**What you should do:**
Pick out all lines in the listing holding the string "Wise" and copy them.

----- Stored records

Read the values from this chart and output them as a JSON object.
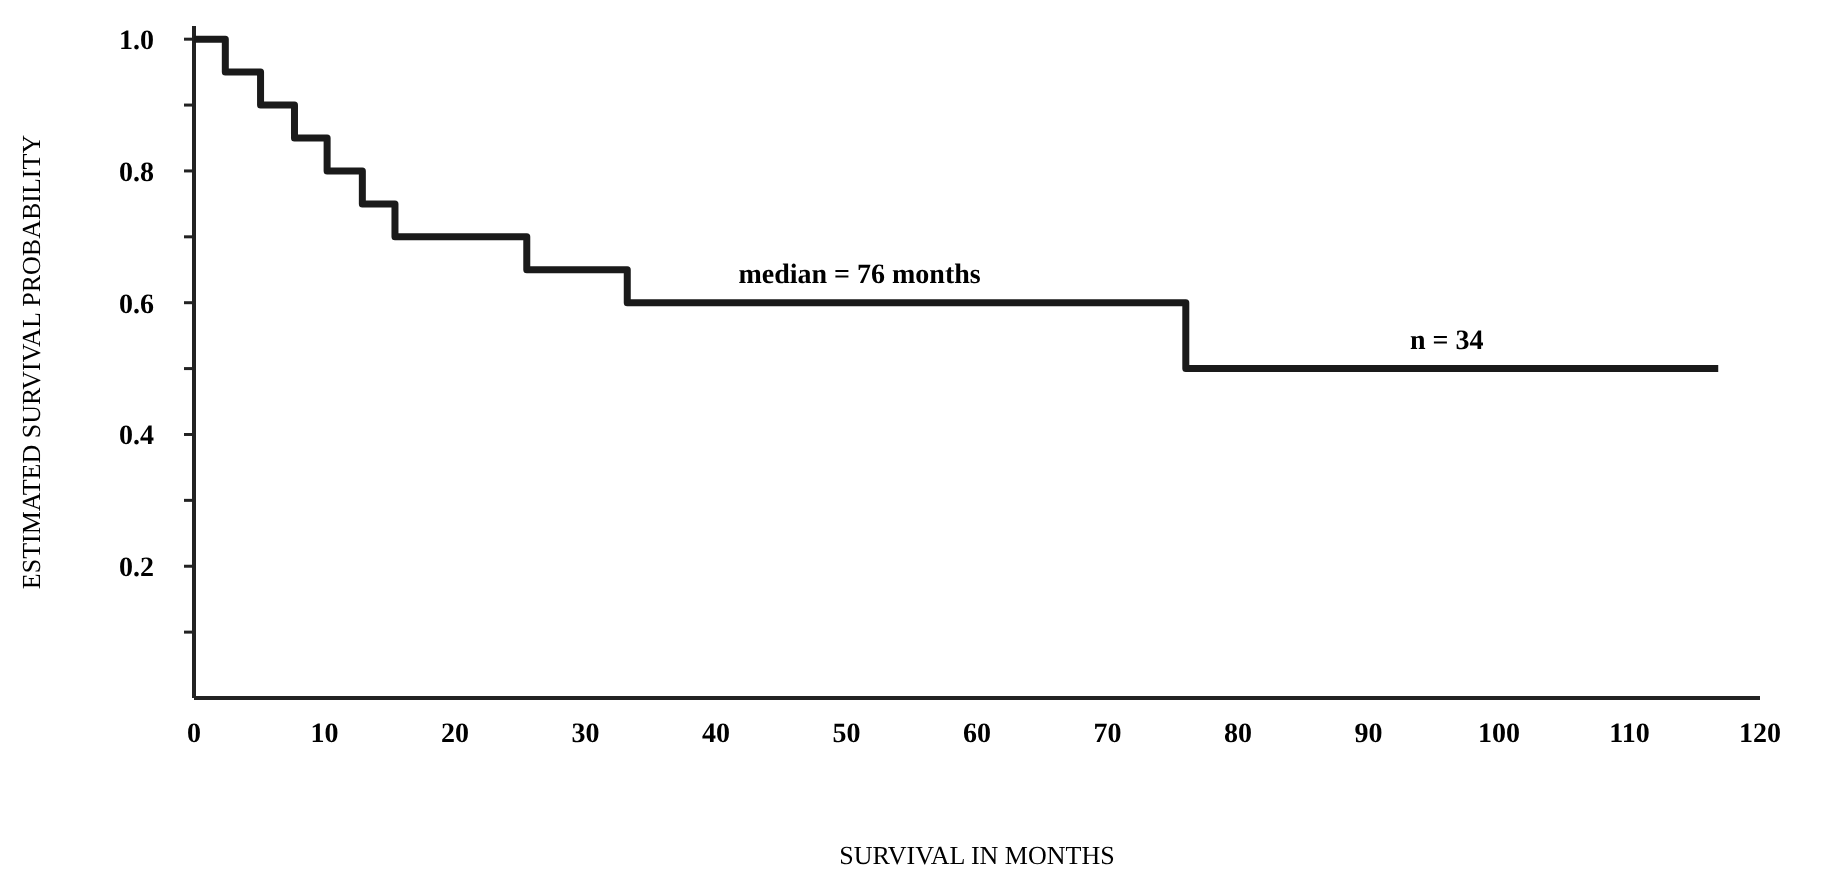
{
  "chart_data": {
    "type": "step",
    "xlabel": "SURVIVAL IN MONTHS",
    "ylabel": "ESTIMATED SURVIVAL PROBABILITY",
    "x": [
      0,
      2.4,
      5.1,
      7.7,
      10.2,
      12.9,
      15.4,
      25.5,
      33.2,
      76,
      116.8
    ],
    "values": [
      1,
      0.95,
      0.9,
      0.85,
      0.8,
      0.75,
      0.7,
      0.65,
      0.6,
      0.5,
      0.5
    ],
    "color": "#1a1a1a",
    "xlim": [
      0,
      120
    ],
    "xticks": [
      0,
      10,
      20,
      30,
      40,
      50,
      60,
      70,
      80,
      90,
      100,
      110,
      120
    ],
    "ylim": [
      0,
      1.02
    ],
    "yticks": [
      {
        "value": 0.1,
        "label": null
      },
      0.2,
      {
        "value": 0.3,
        "label": null
      },
      0.4,
      {
        "value": 0.5,
        "label": null
      },
      0.6,
      {
        "value": 0.7,
        "label": null
      },
      0.8,
      {
        "value": 0.9,
        "label": null
      },
      {
        "value": 1,
        "label": "1.0"
      }
    ],
    "annotations": [
      {
        "text": "median = 76 months",
        "x": 51,
        "y": 0.6
      },
      {
        "text": "n = 34",
        "x": 96,
        "y": 0.5
      }
    ],
    "grid": false
  }
}
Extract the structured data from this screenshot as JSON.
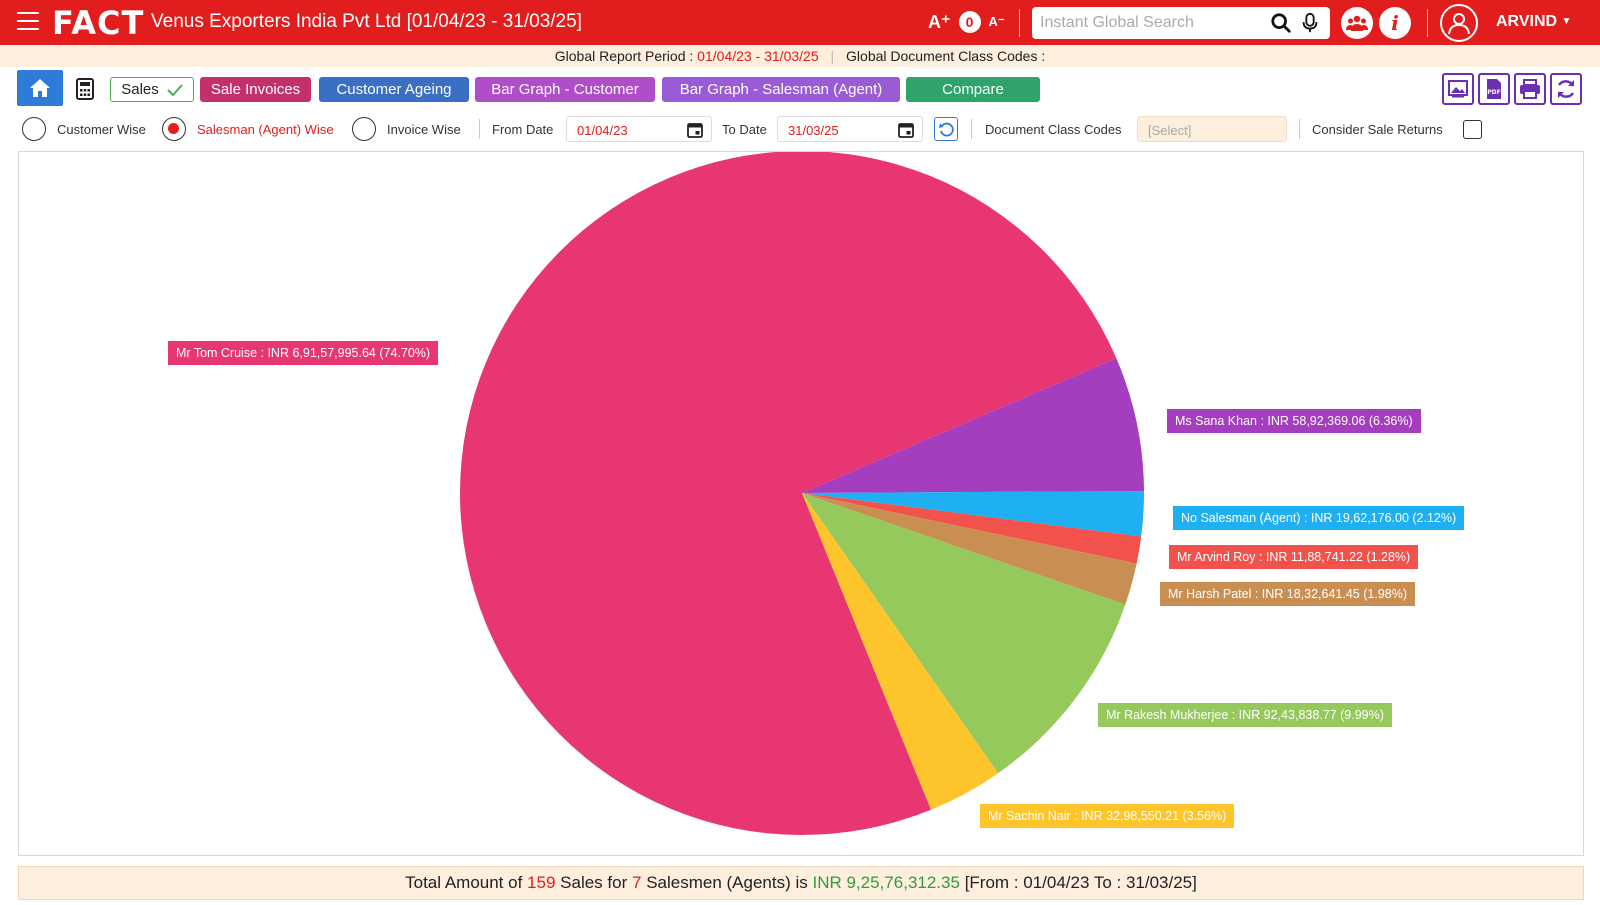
{
  "header": {
    "brand": "FACT",
    "company_title": "Venus Exporters India Pvt Ltd [01/04/23 - 31/03/25]",
    "font_increase": "A⁺",
    "font_reset": "0",
    "font_decrease": "A⁻",
    "search_placeholder": "Instant Global Search",
    "user_name": "ARVIND"
  },
  "period_bar": {
    "period_label": "Global Report Period :",
    "period_value": "01/04/23 - 31/03/25",
    "doc_codes_label": "Global Document Class Codes :"
  },
  "toolbar": {
    "tabs": [
      {
        "label": "Sales",
        "color": "#ffffff"
      },
      {
        "label": "Sale Invoices",
        "color": "#c2306e"
      },
      {
        "label": "Customer Ageing",
        "color": "#3b6fc4"
      },
      {
        "label": "Bar Graph - Customer",
        "color": "#b04ec9"
      },
      {
        "label": "Bar Graph - Salesman (Agent)",
        "color": "#9a5cd6"
      },
      {
        "label": "Compare",
        "color": "#2ea36a"
      }
    ]
  },
  "filters": {
    "options": [
      {
        "label": "Customer Wise",
        "checked": false
      },
      {
        "label": "Salesman (Agent) Wise",
        "checked": true
      },
      {
        "label": "Invoice Wise",
        "checked": false
      }
    ],
    "from_date_label": "From Date",
    "from_date": "01/04/23",
    "to_date_label": "To Date",
    "to_date": "31/03/25",
    "doc_class_label": "Document Class Codes",
    "doc_class_placeholder": "[Select]",
    "sale_returns_label": "Consider Sale Returns"
  },
  "chart_data": {
    "type": "pie",
    "slices": [
      {
        "label": "Mr Tom Cruise : INR 6,91,57,995.64 (74.70%)",
        "value": 74.7,
        "color": "#e83673"
      },
      {
        "label": "Ms Sana Khan : INR 58,92,369.06 (6.36%)",
        "value": 6.36,
        "color": "#a43dbe"
      },
      {
        "label": "No Salesman (Agent) : INR 19,62,176.00 (2.12%)",
        "value": 2.12,
        "color": "#1eb0f2"
      },
      {
        "label": "Mr Arvind Roy : INR 11,88,741.22 (1.28%)",
        "value": 1.28,
        "color": "#f2524c"
      },
      {
        "label": "Mr Harsh Patel : INR 18,32,641.45 (1.98%)",
        "value": 1.98,
        "color": "#c98f52"
      },
      {
        "label": "Mr Rakesh Mukherjee : INR 92,43,838.77 (9.99%)",
        "value": 9.99,
        "color": "#95c95b"
      },
      {
        "label": "Mr Sachin Nair : INR 32,98,550.21 (3.56%)",
        "value": 3.56,
        "color": "#fdc52b"
      }
    ]
  },
  "footer": {
    "prefix": "Total Amount of",
    "sales_count": "159",
    "mid1": "Sales for",
    "salesmen_count": "7",
    "mid2": "Salesmen (Agents) is",
    "amount": "INR 9,25,76,312.35",
    "suffix": "[From : 01/04/23 To : 31/03/25]"
  }
}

----------

**Answer:**
        "label": "Customer Wise",
        "label": "Salesman (Agent) Wise",
        "label": "Invoice Wise",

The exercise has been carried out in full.